YOUR GOAL: In the material below, locate each line that contains the string "Tell" and copy those lines out. Match case exactly.

(Records taken from a collection)
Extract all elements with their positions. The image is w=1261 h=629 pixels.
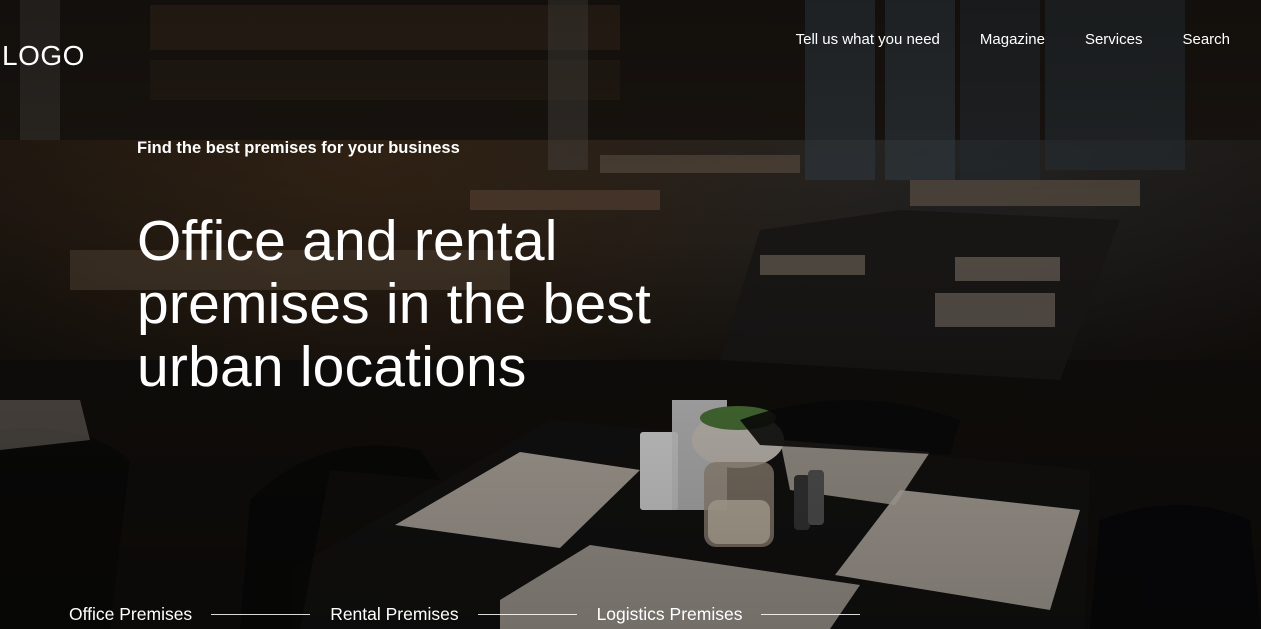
site-logo[interactable]: LOGO (2, 40, 85, 72)
nav-link-services[interactable]: Services (1085, 31, 1143, 48)
category-label: Rental Premises (330, 604, 459, 624)
hero-headline: Office and rental premises in the best u… (137, 209, 652, 399)
category-tabs: Office Premises Rental Premises Logistic… (69, 604, 880, 625)
category-divider-line (761, 614, 861, 615)
category-logistics-premises[interactable]: Logistics Premises (597, 604, 861, 625)
category-rental-premises[interactable]: Rental Premises (330, 604, 577, 625)
category-office-premises[interactable]: Office Premises (69, 604, 311, 625)
hero-section: LOGO Tell us what you need Magazine Serv… (0, 0, 1261, 629)
nav-link-tell-us-what-you-need[interactable]: Tell us what you need (796, 31, 940, 48)
nav-link-search[interactable]: Search (1182, 31, 1230, 48)
category-label: Logistics Premises (596, 604, 743, 624)
hero-tagline: Find the best premises for your business (137, 139, 460, 157)
category-label: Office Premises (69, 604, 193, 624)
nav-link-magazine[interactable]: Magazine (980, 31, 1045, 48)
category-divider-line (211, 614, 311, 615)
category-divider-line (477, 614, 577, 615)
main-nav: Tell us what you need Magazine Services … (796, 31, 1230, 48)
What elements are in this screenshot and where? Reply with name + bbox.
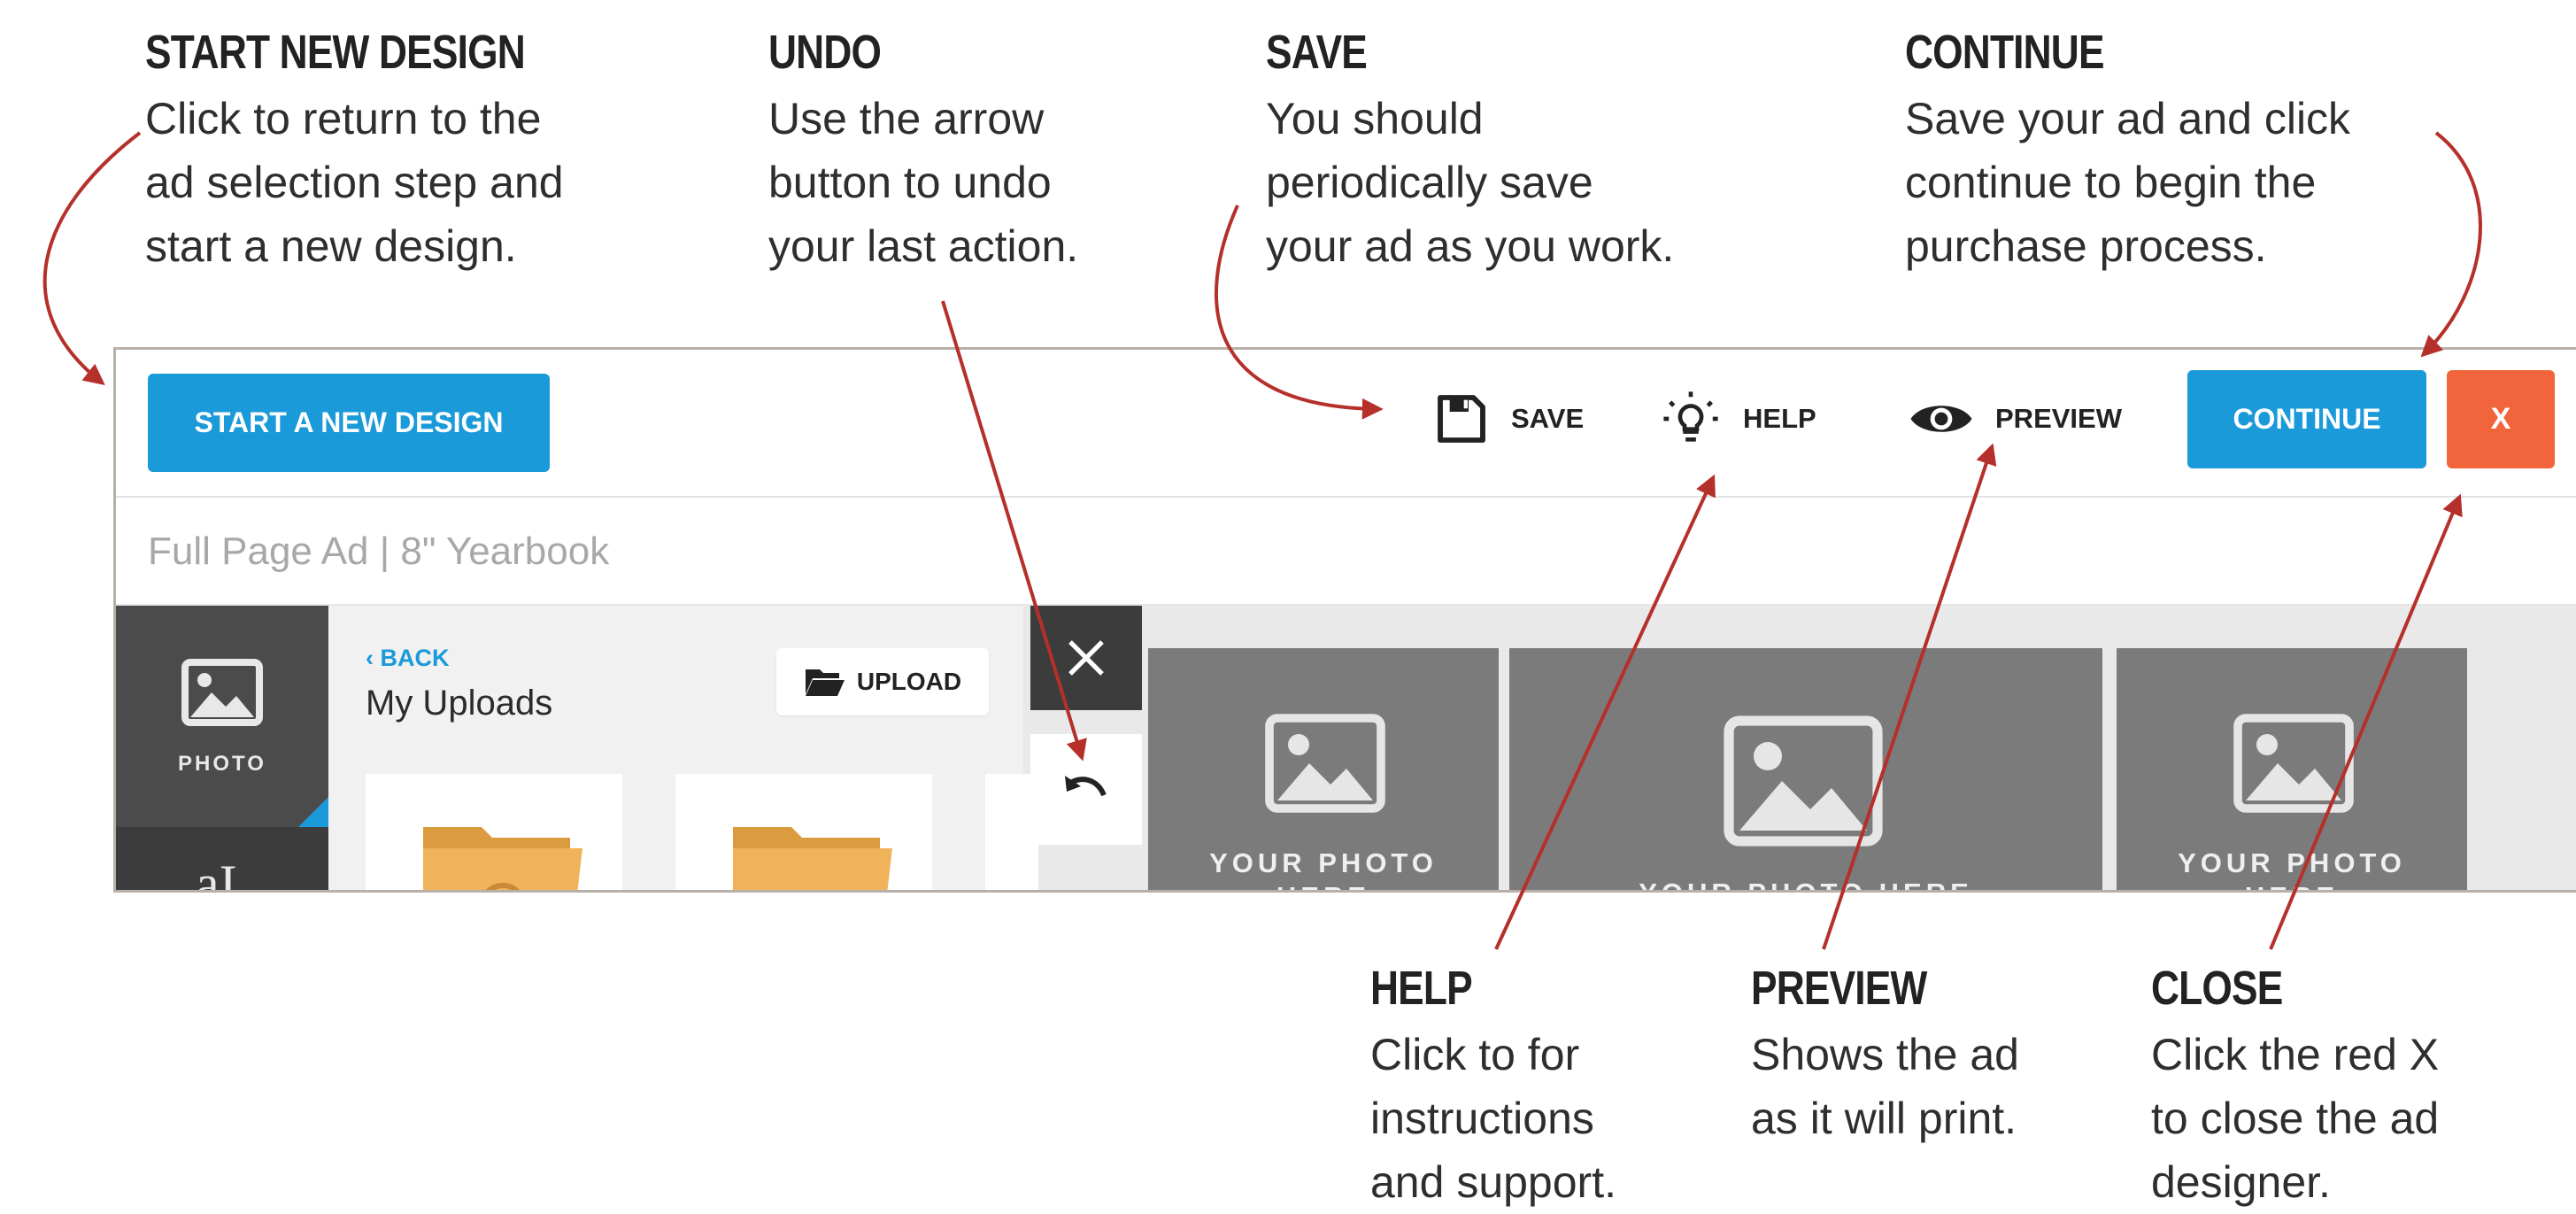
preview-button[interactable]: PREVIEW [1909,383,2122,454]
arrow-continue [2420,131,2482,358]
annotation-body: Use the arrow button to undo your last a… [768,87,1078,278]
folder-open-icon [805,669,845,696]
annotation-start-new-design: START NEW DESIGN Click to return to the … [145,25,608,278]
annotation-line: continue to begin the [1905,158,2317,207]
upload-button[interactable]: UPLOAD [776,648,989,715]
close-panel-button[interactable] [1030,606,1142,710]
help-button[interactable]: HELP [1660,383,1816,454]
annotation-body: Click the red X to close the ad designer… [2151,1023,2439,1214]
annotation-line: Shows the ad [1751,1030,2019,1079]
annotation-close: CLOSE Click the red X to close the ad de… [2151,961,2439,1214]
help-label: HELP [1743,403,1816,434]
annotation-line: Click to return to the [145,94,542,143]
annotation-title: CLOSE [2151,962,2283,1015]
annotation-title: CONTINUE [1905,26,2105,79]
undo-icon [1065,775,1107,796]
annotation-line: your last action. [768,221,1079,271]
back-link[interactable]: ‹ BACK [366,645,450,672]
photo-placeholder-label: YOUR PHOTO HERE [1148,847,1499,890]
annotation-line: You should [1266,94,1484,143]
eye-icon [1910,406,1972,432]
annotation-line: Click to for [1370,1030,1580,1079]
floppy-disk-icon [1438,395,1485,443]
save-label: SAVE [1511,403,1585,434]
annotation-line: button to undo [768,158,1052,207]
lightbulb-icon [1663,391,1718,442]
annotation-line: instructions [1370,1094,1594,1143]
annotation-body: Click to return to the ad selection step… [145,87,608,278]
annotation-line: designer. [2151,1157,2331,1207]
uploads-panel: ‹ BACK My Uploads UPLOAD [328,606,1038,890]
annotation-help: HELP Click to for instructions and suppo… [1370,961,1616,1214]
image-icon [1724,715,1883,847]
continue-button[interactable]: CONTINUE [2187,370,2426,468]
annotation-title: SAVE [1266,26,1368,79]
annotation-line: Save your ad and click [1905,94,2351,143]
upload-folder[interactable] [675,774,932,890]
annotation-title: HELP [1370,962,1473,1015]
rail-item-label: PHOTO [178,752,266,776]
chevron-left-icon: ‹ [366,645,381,671]
photo-placeholder[interactable]: YOUR PHOTO HERE [1509,648,2102,890]
folder-icon [423,827,582,890]
annotation-line: your ad as you work. [1266,221,1675,271]
photo-placeholder-label: YOUR PHOTO HERE [2117,847,2467,890]
annotation-save: SAVE You should periodically save your a… [1266,25,1674,278]
image-icon [181,659,263,726]
preview-label: PREVIEW [1995,403,2122,434]
annotation-undo: UNDO Use the arrow button to undo your l… [768,25,1078,278]
annotation-line: start a new design. [145,221,517,271]
close-button[interactable]: X [2447,370,2555,468]
annotation-line: Use the arrow [768,94,1045,143]
undo-button[interactable] [1030,734,1142,845]
annotation-body: Shows the ad as it will print. [1751,1023,2019,1150]
active-indicator [298,797,328,827]
tool-rail: PHOTO aI [116,606,328,890]
annotation-preview: PREVIEW Shows the ad as it will print. [1751,961,2019,1150]
document-subheader: Full Page Ad | 8" Yearbook [116,498,2576,606]
annotation-line: purchase process. [1905,221,2267,271]
image-icon [2233,714,2354,813]
photo-placeholder[interactable]: YOUR PHOTO HERE [2117,648,2467,890]
image-icon [1265,714,1385,813]
upload-label: UPLOAD [856,668,962,695]
annotation-body: Click to for instructions and support. [1370,1023,1616,1214]
ad-designer-window: START A NEW DESIGN SAVE HELP PREVIEW CON… [113,347,2576,893]
annotation-title: PREVIEW [1751,962,1927,1015]
upload-folder[interactable] [366,774,622,890]
toolbar: START A NEW DESIGN SAVE HELP PREVIEW CON… [116,350,2576,498]
slot-label-line: YOUR PHOTO [1209,847,1438,878]
annotation-line: ad selection step and [145,158,564,207]
rail-item-photo[interactable]: PHOTO [116,606,328,827]
slot-label-line: YOUR PHOTO [2178,847,2406,878]
slot-label-line: YOUR PHOTO HERE [1509,877,2102,890]
back-label: BACK [380,645,450,671]
photo-placeholder[interactable]: YOUR PHOTO HERE [1148,648,1499,890]
text-tool-icon[interactable]: aI [196,854,237,890]
arrow-start-new-design [42,131,142,385]
annotation-line: to close the ad [2151,1094,2440,1143]
close-icon [1068,640,1104,676]
slot-label-line: HERE [2117,880,2467,890]
design-workspace: PHOTO aI ‹ BACK My Uploads UPLOAD YOUR P… [116,606,2576,890]
annotation-line: and support. [1370,1157,1616,1207]
annotation-line: Click the red X [2151,1030,2440,1079]
save-button[interactable]: SAVE [1433,383,1584,454]
annotation-title: START NEW DESIGN [145,26,526,79]
slot-label-line: HERE [1148,880,1499,890]
start-new-design-button[interactable]: START A NEW DESIGN [148,374,550,472]
annotation-title: UNDO [768,26,882,79]
document-label: Full Page Ad | 8" Yearbook [148,530,610,573]
annotation-continue: CONTINUE Save your ad and click continue… [1905,25,2350,278]
photo-placeholder-label: YOUR PHOTO HERE [1509,877,2102,890]
annotation-line: as it will print. [1751,1094,2017,1143]
annotation-body: You should periodically save your ad as … [1266,87,1674,278]
folder-icon [733,827,892,890]
annotation-line: periodically save [1266,158,1593,207]
annotation-body: Save your ad and click continue to begin… [1905,87,2350,278]
panel-title: My Uploads [366,684,553,723]
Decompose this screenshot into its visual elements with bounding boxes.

ANSWER FOR THIS EXERCISE:
hero-section: LOGO Tell us what you need Magazine Serv… (0, 0, 1261, 629)
nav-link-tell-us-what-you-need[interactable]: Tell us what you need (796, 31, 940, 48)
main-nav: Tell us what you need Magazine Services … (796, 31, 1230, 48)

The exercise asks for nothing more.